STATED PROBLEM:
Set down all of the data that follows word for word, without the images.

STORED ROWS:

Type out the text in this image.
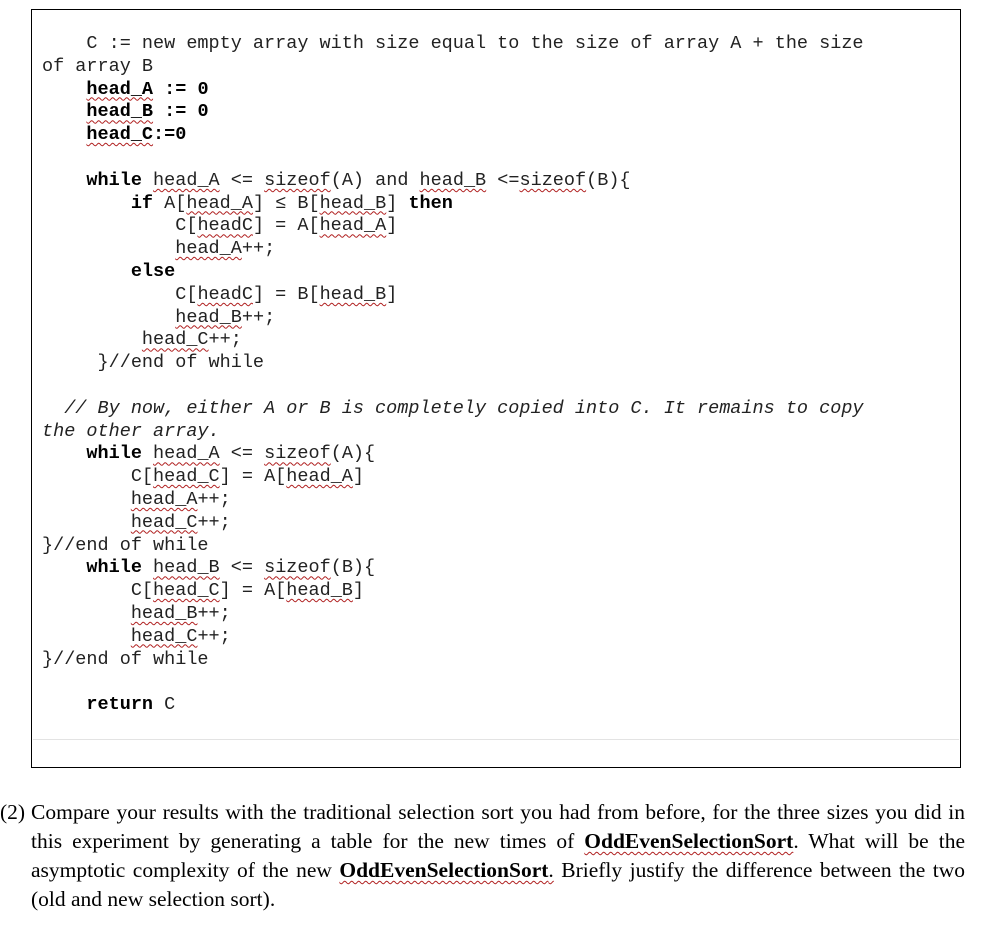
C := new empty array with size equal to the size of array A + the size
of array B
head_A := 0
head_B := 0
head_C:=0
while head_A <= sizeof(A) and head_B <=sizeof(B){
if A[head_A] ≤ B[head_B] then
C[headC] = A[head_A]
head_A++;
else
C[headC] = B[head_B]
head_B++;
head_C++;
}//end of while
// By now, either A or B is completely copied into C. It remains to copy
the other array.
while head_A <= sizeof(A){
C[head_C] = A[head_A]
head_A++;
head_C++;
}//end of while
while head_B <= sizeof(B){
C[head_C] = A[head_B]
head_B++;
head_C++;
}//end of while
return C
(2) Compare your results with the traditional selection sort you had from before, for the three sizes you did in this experiment by generating a table for the new times of OddEvenSelectionSort. What will be the asymptotic complexity of the new OddEvenSelectionSort. Briefly justify the difference between the two (old and new selection sort).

COMPLETE RESPONSE:
Type out the text in this image.
C := new empty array with size equal to the size of array A + the size
of array B
head_A := 0
head_B := 0
head_C:=0
while head_A <= sizeof(A) and head_B <=sizeof(B){
if A[head_A] ≤ B[head_B] then
C[headC] = A[head_A]
head_A++;
else
C[headC] = B[head_B]
head_B++;
head_C++;
}//end of while
// By now, either A or B is completely copied into C. It remains to copy
the other array.
while head_A <= sizeof(A){
C[head_C] = A[head_A]
head_A++;
head_C++;
}//end of while
while head_B <= sizeof(B){
C[head_C] = A[head_B]
head_B++;
head_C++;
}//end of while
return C
(2) Compare your results with the traditional selection sort you had from before, for the three sizes you did in this experiment by generating a table for the new times of OddEvenSelectionSort. What will be the asymptotic complexity of the new OddEvenSelectionSort. Briefly justify the difference between the two (old and new selection sort).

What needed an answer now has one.